# Exercise details
Leave out the pictures and copy every record exactly.

# Dataset
>> Start

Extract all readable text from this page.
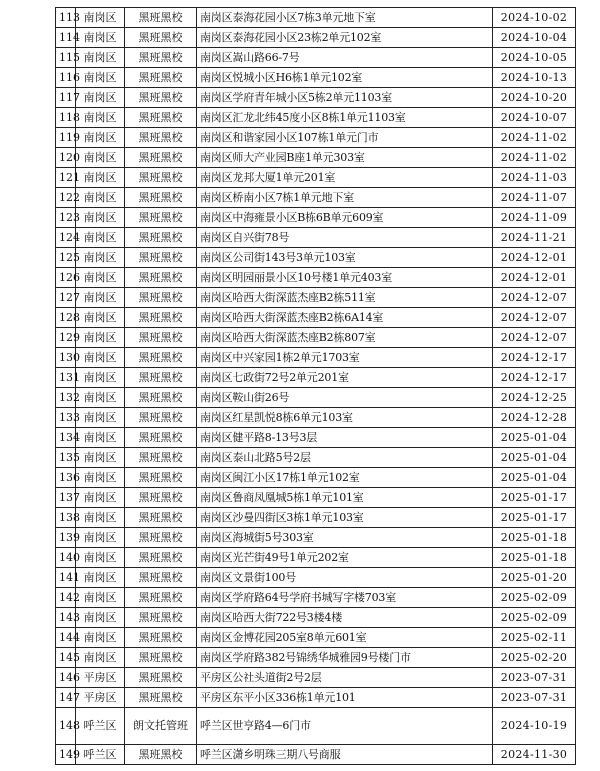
113	南岗区	黑班黑校	南岗区泰海花园小区7栋3单元地下室	2024-10-02
114	南岗区	黑班黑校	南岗区泰海花园小区23栋2单元102室	2024-10-04
115	南岗区	黑班黑校	南岗区嵩山路66-7号	2024-10-05
116	南岗区	黑班黑校	南岗区悦城小区H6栋1单元102室	2024-10-13
117	南岗区	黑班黑校	南岗区学府青年城小区5栋2单元1103室	2024-10-20
118	南岗区	黑班黑校	南岗区汇龙北纬45度小区8栋1单元1103室	2024-10-07
119	南岗区	黑班黑校	南岗区和谐家园小区107栋1单元门市	2024-11-02
120	南岗区	黑班黑校	南岗区师大产业园B座1单元303室	2024-11-02
121	南岗区	黑班黑校	南岗区龙邦大厦1单元201室	2024-11-03
122	南岗区	黑班黑校	南岗区桥南小区7栋1单元地下室	2024-11-07
123	南岗区	黑班黑校	南岗区中海雍景小区B栋6B单元609室	2024-11-09
124	南岗区	黑班黑校	南岗区自兴街78号	2024-11-21
125	南岗区	黑班黑校	南岗区公司街143号3单元103室	2024-12-01
126	南岗区	黑班黑校	南岗区明园丽景小区10号楼1单元403室	2024-12-01
127	南岗区	黑班黑校	南岗区哈西大街深蓝杰座B2栋511室	2024-12-07
128	南岗区	黑班黑校	南岗区哈西大街深蓝杰座B2栋6A14室	2024-12-07
129	南岗区	黑班黑校	南岗区哈西大街深蓝杰座B2栋807室	2024-12-07
130	南岗区	黑班黑校	南岗区中兴家园1栋2单元1703室	2024-12-17
131	南岗区	黑班黑校	南岗区七政街72号2单元201室	2024-12-17
132	南岗区	黑班黑校	南岗区鞍山街26号	2024-12-25
133	南岗区	黑班黑校	南岗区红星凯悦8栋6单元103室	2024-12-28
134	南岗区	黑班黑校	南岗区健平路8-13号3层	2025-01-04
135	南岗区	黑班黑校	南岗区泰山北路5号2层	2025-01-04
136	南岗区	黑班黑校	南岗区闽江小区17栋1单元102室	2025-01-04
137	南岗区	黑班黑校	南岗区鲁商凤凰城5栋1单元101室	2025-01-17
138	南岗区	黑班黑校	南岗区沙曼四街区3栋1单元103室	2025-01-17
139	南岗区	黑班黑校	南岗区海城街5号303室	2025-01-18
140	南岗区	黑班黑校	南岗区光芒街49号1单元202室	2025-01-18
141	南岗区	黑班黑校	南岗区文景街100号	2025-01-20
142	南岗区	黑班黑校	南岗区学府路64号学府书城写字楼703室	2025-02-09
143	南岗区	黑班黑校	南岗区哈西大街722号3楼4楼	2025-02-09
144	南岗区	黑班黑校	南岗区金博花园205室8单元601室	2025-02-11
145	南岗区	黑班黑校	南岗区学府路382号锦绣华城雅园9号楼门市	2025-02-20
146	平房区	黑班黑校	平房区公社头道街2号2层	2023-07-31
147	平房区	黑班黑校	平房区东平小区336栋1单元101	2023-07-31
148	呼兰区	朗文托管班	呼兰区世亨路4—6门市	2024-10-19
149	呼兰区	黑班黑校	呼兰区潇乡明珠三期八号商服	2024-11-30
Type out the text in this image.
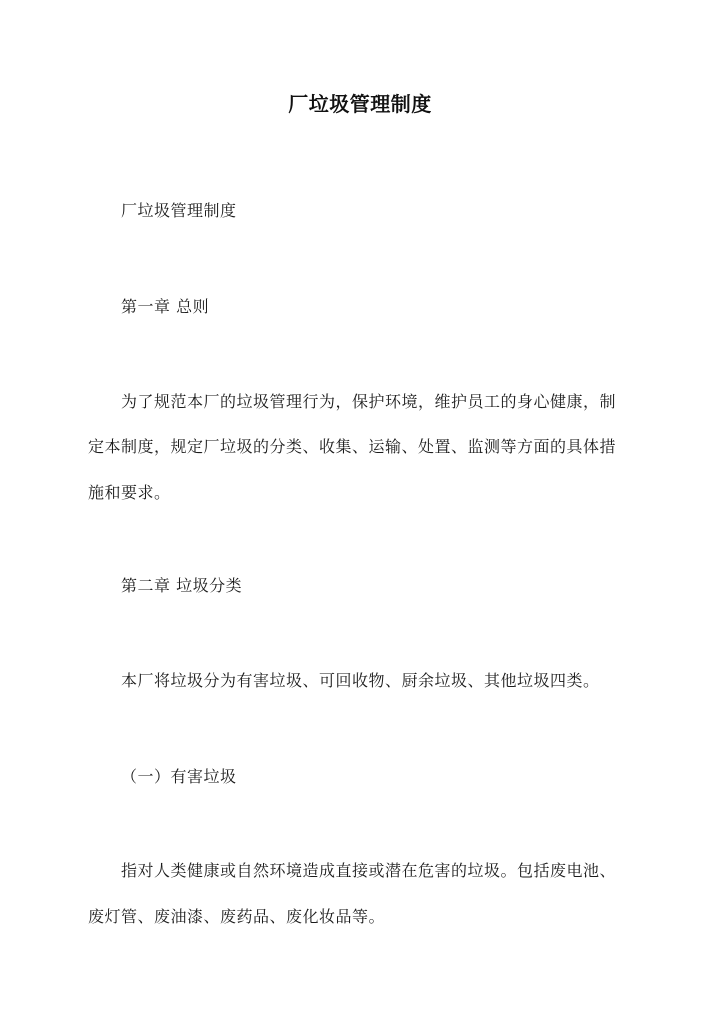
厂垃圾管理制度
厂垃圾管理制度
第一章 总则
为了规范本厂的垃圾管理行为，保护环境，维护员工的身心健康，制
定本制度，规定厂垃圾的分类、收集、运输、处置、监测等方面的具体措
施和要求。
第二章 垃圾分类
本厂将垃圾分为有害垃圾、可回收物、厨余垃圾、其他垃圾四类。
（一）有害垃圾
指对人类健康或自然环境造成直接或潜在危害的垃圾。包括废电池、
废灯管、废油漆、废药品、废化妆品等。
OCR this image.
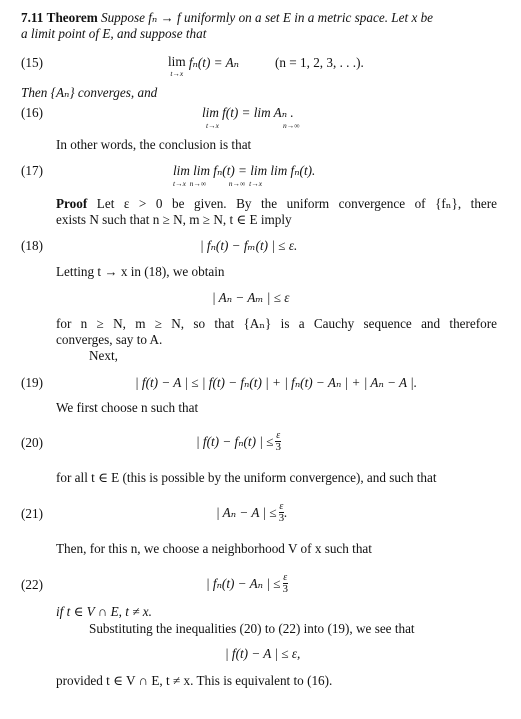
7.11 Theorem Suppose fₙ → f uniformly on a set E in a metric space. Let x be
a limit point of E, and suppose that
(15)	lim
t→x
fₙ(t) = Aₙ	(n = 1, 2, 3, . . .).
Then {Aₙ} converges, and
(16)	lim f(t) = lim Aₙ .
t→x	n→∞
In other words, the conclusion is that
(17)	lim lim fₙ(t) = lim lim fₙ(t).
t→x  n→∞            n→∞  t→x
Proof Let ε > 0 be given. By the uniform convergence of {fₙ}, there
exists N such that n ≥ N, m ≥ N, t ∈ E imply
(18)	| fₙ(t) − fₘ(t) | ≤ ε.
Letting t → x in (18), we obtain
| Aₙ − Aₘ | ≤ ε
for n ≥ N, m ≥ N, so that {Aₙ} is a Cauchy sequence and therefore
converges, say to A.
Next,
(19)	| f(t) − A | ≤ | f(t) − fₙ(t) | + | fₙ(t) − Aₙ | + | Aₙ − A |.
We first choose n such that
(20)	| f(t) − fₙ(t) | ≤ $\frac{\varepsilon}{3}$
for all t ∈ E (this is possible by the uniform convergence), and such that
(21)	| Aₙ − A | ≤ $\frac{\varepsilon}{3}$ .
Then, for this n, we choose a neighborhood V of x such that
(22)	| fₙ(t) − Aₙ | ≤ $\frac{\varepsilon}{3}$
if t ∈ V ∩ E, t ≠ x.
Substituting the inequalities (20) to (22) into (19), we see that
| f(t) − A | ≤ ε,
provided t ∈ V ∩ E, t ≠ x. This is equivalent to (16).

>> End

# Solved exercise
Extract all readable text from this page.
113	南岗区	黑班黑校	南岗区泰海花园小区7栋3单元地下室	2024-10-02
114	南岗区	黑班黑校	南岗区泰海花园小区23栋2单元102室	2024-10-04
115	南岗区	黑班黑校	南岗区嵩山路66-7号	2024-10-05
116	南岗区	黑班黑校	南岗区悦城小区H6栋1单元102室	2024-10-13
117	南岗区	黑班黑校	南岗区学府青年城小区5栋2单元1103室	2024-10-20
118	南岗区	黑班黑校	南岗区汇龙北纬45度小区8栋1单元1103室	2024-10-07
119	南岗区	黑班黑校	南岗区和谐家园小区107栋1单元门市	2024-11-02
120	南岗区	黑班黑校	南岗区师大产业园B座1单元303室	2024-11-02
121	南岗区	黑班黑校	南岗区龙邦大厦1单元201室	2024-11-03
122	南岗区	黑班黑校	南岗区桥南小区7栋1单元地下室	2024-11-07
123	南岗区	黑班黑校	南岗区中海雍景小区B栋6B单元609室	2024-11-09
124	南岗区	黑班黑校	南岗区自兴街78号	2024-11-21
125	南岗区	黑班黑校	南岗区公司街143号3单元103室	2024-12-01
126	南岗区	黑班黑校	南岗区明园丽景小区10号楼1单元403室	2024-12-01
127	南岗区	黑班黑校	南岗区哈西大街深蓝杰座B2栋511室	2024-12-07
128	南岗区	黑班黑校	南岗区哈西大街深蓝杰座B2栋6A14室	2024-12-07
129	南岗区	黑班黑校	南岗区哈西大街深蓝杰座B2栋807室	2024-12-07
130	南岗区	黑班黑校	南岗区中兴家园1栋2单元1703室	2024-12-17
131	南岗区	黑班黑校	南岗区七政街72号2单元201室	2024-12-17
132	南岗区	黑班黑校	南岗区鞍山街26号	2024-12-25
133	南岗区	黑班黑校	南岗区红星凯悦8栋6单元103室	2024-12-28
134	南岗区	黑班黑校	南岗区健平路8-13号3层	2025-01-04
135	南岗区	黑班黑校	南岗区泰山北路5号2层	2025-01-04
136	南岗区	黑班黑校	南岗区闽江小区17栋1单元102室	2025-01-04
137	南岗区	黑班黑校	南岗区鲁商凤凰城5栋1单元101室	2025-01-17
138	南岗区	黑班黑校	南岗区沙曼四街区3栋1单元103室	2025-01-17
139	南岗区	黑班黑校	南岗区海城街5号303室	2025-01-18
140	南岗区	黑班黑校	南岗区光芒街49号1单元202室	2025-01-18
141	南岗区	黑班黑校	南岗区文景街100号	2025-01-20
142	南岗区	黑班黑校	南岗区学府路64号学府书城写字楼703室	2025-02-09
143	南岗区	黑班黑校	南岗区哈西大街722号3楼4楼	2025-02-09
144	南岗区	黑班黑校	南岗区金博花园205室8单元601室	2025-02-11
145	南岗区	黑班黑校	南岗区学府路382号锦绣华城雅园9号楼门市	2025-02-20
146	平房区	黑班黑校	平房区公社头道街2号2层	2023-07-31
147	平房区	黑班黑校	平房区东平小区336栋1单元101	2023-07-31
148	呼兰区	朗文托管班	呼兰区世亨路4—6门市	2024-10-19
149	呼兰区	黑班黑校	呼兰区潇乡明珠三期八号商服	2024-11-30
Type out the text in this image.
厂垃圾管理制度
厂垃圾管理制度
第一章 总则
为了规范本厂的垃圾管理行为，保护环境，维护员工的身心健康，制
定本制度，规定厂垃圾的分类、收集、运输、处置、监测等方面的具体措
施和要求。
第二章 垃圾分类
本厂将垃圾分为有害垃圾、可回收物、厨余垃圾、其他垃圾四类。
（一）有害垃圾
指对人类健康或自然环境造成直接或潜在危害的垃圾。包括废电池、
废灯管、废油漆、废药品、废化妆品等。
OCR this image.
7.11 Theorem Suppose fₙ → f uniformly on a set E in a metric space. Let x be
a limit point of E, and suppose that
(15)	lim
t→x
fₙ(t) = Aₙ	(n = 1, 2, 3, . . .).
Then {Aₙ} converges, and
(16)	lim f(t) = lim Aₙ .
t→x	n→∞
In other words, the conclusion is that
(17)	lim lim fₙ(t) = lim lim fₙ(t).
t→x  n→∞            n→∞  t→x
Proof Let ε > 0 be given. By the uniform convergence of {fₙ}, there
exists N such that n ≥ N, m ≥ N, t ∈ E imply
(18)	| fₙ(t) − fₘ(t) | ≤ ε.
Letting t → x in (18), we obtain
| Aₙ − Aₘ | ≤ ε
for n ≥ N, m ≥ N, so that {Aₙ} is a Cauchy sequence and therefore
converges, say to A.
Next,
(19)	| f(t) − A | ≤ | f(t) − fₙ(t) | + | fₙ(t) − Aₙ | + | Aₙ − A |.
We first choose n such that
(20)	| f(t) − fₙ(t) | ≤ $\frac{\varepsilon}{3}$
for all t ∈ E (this is possible by the uniform convergence), and such that
(21)	| Aₙ − A | ≤ $\frac{\varepsilon}{3}$ .
Then, for this n, we choose a neighborhood V of x such that
(22)	| fₙ(t) − Aₙ | ≤ $\frac{\varepsilon}{3}$
if t ∈ V ∩ E, t ≠ x.
Substituting the inequalities (20) to (22) into (19), we see that
| f(t) − A | ≤ ε,
provided t ∈ V ∩ E, t ≠ x. This is equivalent to (16).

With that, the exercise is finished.